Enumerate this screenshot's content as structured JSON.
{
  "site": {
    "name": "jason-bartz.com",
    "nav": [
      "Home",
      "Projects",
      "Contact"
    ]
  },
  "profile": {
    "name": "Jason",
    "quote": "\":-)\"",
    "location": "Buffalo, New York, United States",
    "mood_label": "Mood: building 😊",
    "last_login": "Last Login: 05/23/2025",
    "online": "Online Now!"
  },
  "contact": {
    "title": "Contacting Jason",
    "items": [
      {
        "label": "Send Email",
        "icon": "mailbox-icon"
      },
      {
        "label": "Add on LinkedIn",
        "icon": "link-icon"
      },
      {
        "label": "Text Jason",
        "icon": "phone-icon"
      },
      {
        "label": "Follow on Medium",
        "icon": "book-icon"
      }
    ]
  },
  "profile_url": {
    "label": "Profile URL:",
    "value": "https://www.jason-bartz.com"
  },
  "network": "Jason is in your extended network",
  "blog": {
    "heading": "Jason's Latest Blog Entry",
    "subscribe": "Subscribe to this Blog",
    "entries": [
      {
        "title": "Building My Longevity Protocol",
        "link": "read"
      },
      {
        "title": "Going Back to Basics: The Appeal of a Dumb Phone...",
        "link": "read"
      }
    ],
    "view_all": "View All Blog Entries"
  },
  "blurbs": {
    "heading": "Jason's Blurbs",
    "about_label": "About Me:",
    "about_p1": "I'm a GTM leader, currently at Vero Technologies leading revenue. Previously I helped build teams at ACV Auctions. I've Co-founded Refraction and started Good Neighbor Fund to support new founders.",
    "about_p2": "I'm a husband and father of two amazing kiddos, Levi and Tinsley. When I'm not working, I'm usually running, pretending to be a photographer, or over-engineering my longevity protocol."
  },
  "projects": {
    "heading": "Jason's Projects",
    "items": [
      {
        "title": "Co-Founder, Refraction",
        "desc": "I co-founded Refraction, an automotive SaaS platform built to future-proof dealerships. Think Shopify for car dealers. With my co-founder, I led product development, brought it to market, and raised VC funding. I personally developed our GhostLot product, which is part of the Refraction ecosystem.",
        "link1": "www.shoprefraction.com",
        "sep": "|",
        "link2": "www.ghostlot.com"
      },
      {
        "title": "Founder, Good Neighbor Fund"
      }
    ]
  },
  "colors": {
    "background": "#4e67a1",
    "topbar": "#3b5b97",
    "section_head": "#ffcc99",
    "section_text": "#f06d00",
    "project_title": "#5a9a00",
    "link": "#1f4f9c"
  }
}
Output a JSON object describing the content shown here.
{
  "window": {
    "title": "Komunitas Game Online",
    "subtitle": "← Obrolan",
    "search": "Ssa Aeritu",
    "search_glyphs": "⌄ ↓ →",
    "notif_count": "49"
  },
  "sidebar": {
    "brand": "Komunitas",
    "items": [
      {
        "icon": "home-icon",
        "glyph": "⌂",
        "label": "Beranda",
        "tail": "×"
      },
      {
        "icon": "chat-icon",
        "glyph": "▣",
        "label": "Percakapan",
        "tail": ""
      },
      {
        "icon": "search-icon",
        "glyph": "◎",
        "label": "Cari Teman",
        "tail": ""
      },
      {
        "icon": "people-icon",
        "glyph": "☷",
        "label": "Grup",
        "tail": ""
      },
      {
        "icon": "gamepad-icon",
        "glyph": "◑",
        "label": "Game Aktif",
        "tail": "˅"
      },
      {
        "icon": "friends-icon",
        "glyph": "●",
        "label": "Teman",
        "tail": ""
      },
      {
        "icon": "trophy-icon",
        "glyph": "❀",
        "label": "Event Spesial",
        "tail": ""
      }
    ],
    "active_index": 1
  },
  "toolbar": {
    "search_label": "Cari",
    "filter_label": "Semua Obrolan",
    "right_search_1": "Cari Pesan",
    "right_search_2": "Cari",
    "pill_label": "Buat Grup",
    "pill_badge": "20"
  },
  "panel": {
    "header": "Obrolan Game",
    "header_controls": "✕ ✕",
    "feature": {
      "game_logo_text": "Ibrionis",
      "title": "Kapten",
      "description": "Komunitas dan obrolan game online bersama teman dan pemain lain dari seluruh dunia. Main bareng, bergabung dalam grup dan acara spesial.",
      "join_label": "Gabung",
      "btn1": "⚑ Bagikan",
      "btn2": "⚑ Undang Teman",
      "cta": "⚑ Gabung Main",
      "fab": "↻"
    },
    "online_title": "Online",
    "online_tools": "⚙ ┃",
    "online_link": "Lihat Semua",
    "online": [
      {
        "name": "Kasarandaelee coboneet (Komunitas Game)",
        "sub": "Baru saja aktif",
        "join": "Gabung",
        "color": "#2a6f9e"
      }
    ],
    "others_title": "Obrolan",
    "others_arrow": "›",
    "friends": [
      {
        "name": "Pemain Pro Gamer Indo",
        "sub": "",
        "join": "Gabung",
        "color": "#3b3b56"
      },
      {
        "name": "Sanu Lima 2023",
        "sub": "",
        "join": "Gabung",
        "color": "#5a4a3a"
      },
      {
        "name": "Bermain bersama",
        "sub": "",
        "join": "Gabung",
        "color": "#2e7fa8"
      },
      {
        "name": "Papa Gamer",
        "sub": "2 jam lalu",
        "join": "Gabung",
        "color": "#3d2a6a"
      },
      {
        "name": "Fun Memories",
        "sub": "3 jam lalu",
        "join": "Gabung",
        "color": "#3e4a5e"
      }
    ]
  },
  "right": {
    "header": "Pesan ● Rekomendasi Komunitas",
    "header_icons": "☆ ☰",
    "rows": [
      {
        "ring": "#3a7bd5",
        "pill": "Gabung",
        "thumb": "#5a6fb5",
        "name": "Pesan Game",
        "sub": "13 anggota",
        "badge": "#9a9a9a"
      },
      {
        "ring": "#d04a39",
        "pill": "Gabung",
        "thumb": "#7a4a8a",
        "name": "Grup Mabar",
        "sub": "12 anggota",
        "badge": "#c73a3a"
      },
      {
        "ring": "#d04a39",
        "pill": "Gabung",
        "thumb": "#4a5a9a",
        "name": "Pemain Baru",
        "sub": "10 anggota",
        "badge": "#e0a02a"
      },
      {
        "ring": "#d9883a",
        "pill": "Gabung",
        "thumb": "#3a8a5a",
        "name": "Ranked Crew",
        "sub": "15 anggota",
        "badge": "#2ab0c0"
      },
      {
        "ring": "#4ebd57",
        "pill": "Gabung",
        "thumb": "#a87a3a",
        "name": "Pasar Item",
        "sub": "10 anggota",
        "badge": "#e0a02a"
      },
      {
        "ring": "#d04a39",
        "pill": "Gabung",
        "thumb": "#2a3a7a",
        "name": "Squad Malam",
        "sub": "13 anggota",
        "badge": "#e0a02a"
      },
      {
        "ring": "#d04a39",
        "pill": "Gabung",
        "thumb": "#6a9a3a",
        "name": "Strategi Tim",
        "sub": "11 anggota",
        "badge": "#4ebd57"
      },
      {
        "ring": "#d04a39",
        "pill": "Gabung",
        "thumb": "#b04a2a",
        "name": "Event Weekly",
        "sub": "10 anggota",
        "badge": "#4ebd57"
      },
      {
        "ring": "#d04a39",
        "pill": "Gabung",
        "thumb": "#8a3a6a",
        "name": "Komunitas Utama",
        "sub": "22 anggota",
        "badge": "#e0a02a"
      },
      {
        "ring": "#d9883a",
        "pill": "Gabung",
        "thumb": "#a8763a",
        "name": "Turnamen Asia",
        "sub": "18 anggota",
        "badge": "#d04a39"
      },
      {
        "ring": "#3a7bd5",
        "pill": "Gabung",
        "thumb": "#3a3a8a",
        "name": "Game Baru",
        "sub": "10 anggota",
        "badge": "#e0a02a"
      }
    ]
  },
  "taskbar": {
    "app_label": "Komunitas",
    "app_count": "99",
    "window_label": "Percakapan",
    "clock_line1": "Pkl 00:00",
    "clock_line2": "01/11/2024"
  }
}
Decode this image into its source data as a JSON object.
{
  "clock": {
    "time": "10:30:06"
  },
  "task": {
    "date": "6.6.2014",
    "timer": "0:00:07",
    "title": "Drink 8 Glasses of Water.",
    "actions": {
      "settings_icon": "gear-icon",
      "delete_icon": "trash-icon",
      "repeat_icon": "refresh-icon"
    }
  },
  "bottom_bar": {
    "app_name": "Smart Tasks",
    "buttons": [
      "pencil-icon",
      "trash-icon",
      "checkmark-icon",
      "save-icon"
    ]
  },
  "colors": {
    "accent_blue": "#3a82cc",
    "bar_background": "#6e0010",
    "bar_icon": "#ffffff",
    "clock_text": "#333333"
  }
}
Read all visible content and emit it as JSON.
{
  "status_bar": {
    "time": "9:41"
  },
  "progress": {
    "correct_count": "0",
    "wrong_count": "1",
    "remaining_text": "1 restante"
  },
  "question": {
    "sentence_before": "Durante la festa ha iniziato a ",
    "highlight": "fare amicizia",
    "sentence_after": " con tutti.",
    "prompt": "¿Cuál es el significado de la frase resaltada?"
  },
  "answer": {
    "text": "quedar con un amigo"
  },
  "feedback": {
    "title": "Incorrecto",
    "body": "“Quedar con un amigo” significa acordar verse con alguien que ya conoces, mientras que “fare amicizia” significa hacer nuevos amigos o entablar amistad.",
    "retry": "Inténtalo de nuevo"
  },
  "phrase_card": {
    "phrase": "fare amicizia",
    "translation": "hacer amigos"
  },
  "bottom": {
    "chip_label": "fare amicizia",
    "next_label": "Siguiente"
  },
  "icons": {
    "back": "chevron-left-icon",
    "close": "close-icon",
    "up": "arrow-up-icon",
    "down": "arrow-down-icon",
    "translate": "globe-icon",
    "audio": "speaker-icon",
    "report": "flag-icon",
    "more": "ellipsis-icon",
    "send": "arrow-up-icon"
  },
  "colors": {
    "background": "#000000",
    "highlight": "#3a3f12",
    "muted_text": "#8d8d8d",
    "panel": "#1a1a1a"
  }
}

Short problem.
Starting from the line with "Decode this image" and ending with the final line of the data, quote every line exactly, both ends included.

Response.
Decode this image into its source data as a JSON object.
{
  "clock": {
    "time": "10:30:06"
  },
  "task": {
    "date": "6.6.2014",
    "timer": "0:00:07",
    "title": "Drink 8 Glasses of Water.",
    "actions": {
      "settings_icon": "gear-icon",
      "delete_icon": "trash-icon",
      "repeat_icon": "refresh-icon"
    }
  },
  "bottom_bar": {
    "app_name": "Smart Tasks",
    "buttons": [
      "pencil-icon",
      "trash-icon",
      "checkmark-icon",
      "save-icon"
    ]
  },
  "colors": {
    "accent_blue": "#3a82cc",
    "bar_background": "#6e0010",
    "bar_icon": "#ffffff",
    "clock_text": "#333333"
  }
}
Read all visible content and emit it as JSON.
{
  "status_bar": {
    "time": "9:41"
  },
  "progress": {
    "correct_count": "0",
    "wrong_count": "1",
    "remaining_text": "1 restante"
  },
  "question": {
    "sentence_before": "Durante la festa ha iniziato a ",
    "highlight": "fare amicizia",
    "sentence_after": " con tutti.",
    "prompt": "¿Cuál es el significado de la frase resaltada?"
  },
  "answer": {
    "text": "quedar con un amigo"
  },
  "feedback": {
    "title": "Incorrecto",
    "body": "“Quedar con un amigo” significa acordar verse con alguien que ya conoces, mientras que “fare amicizia” significa hacer nuevos amigos o entablar amistad.",
    "retry": "Inténtalo de nuevo"
  },
  "phrase_card": {
    "phrase": "fare amicizia",
    "translation": "hacer amigos"
  },
  "bottom": {
    "chip_label": "fare amicizia",
    "next_label": "Siguiente"
  },
  "icons": {
    "back": "chevron-left-icon",
    "close": "close-icon",
    "up": "arrow-up-icon",
    "down": "arrow-down-icon",
    "translate": "globe-icon",
    "audio": "speaker-icon",
    "report": "flag-icon",
    "more": "ellipsis-icon",
    "send": "arrow-up-icon"
  },
  "colors": {
    "background": "#000000",
    "highlight": "#3a3f12",
    "muted_text": "#8d8d8d",
    "panel": "#1a1a1a"
  }
}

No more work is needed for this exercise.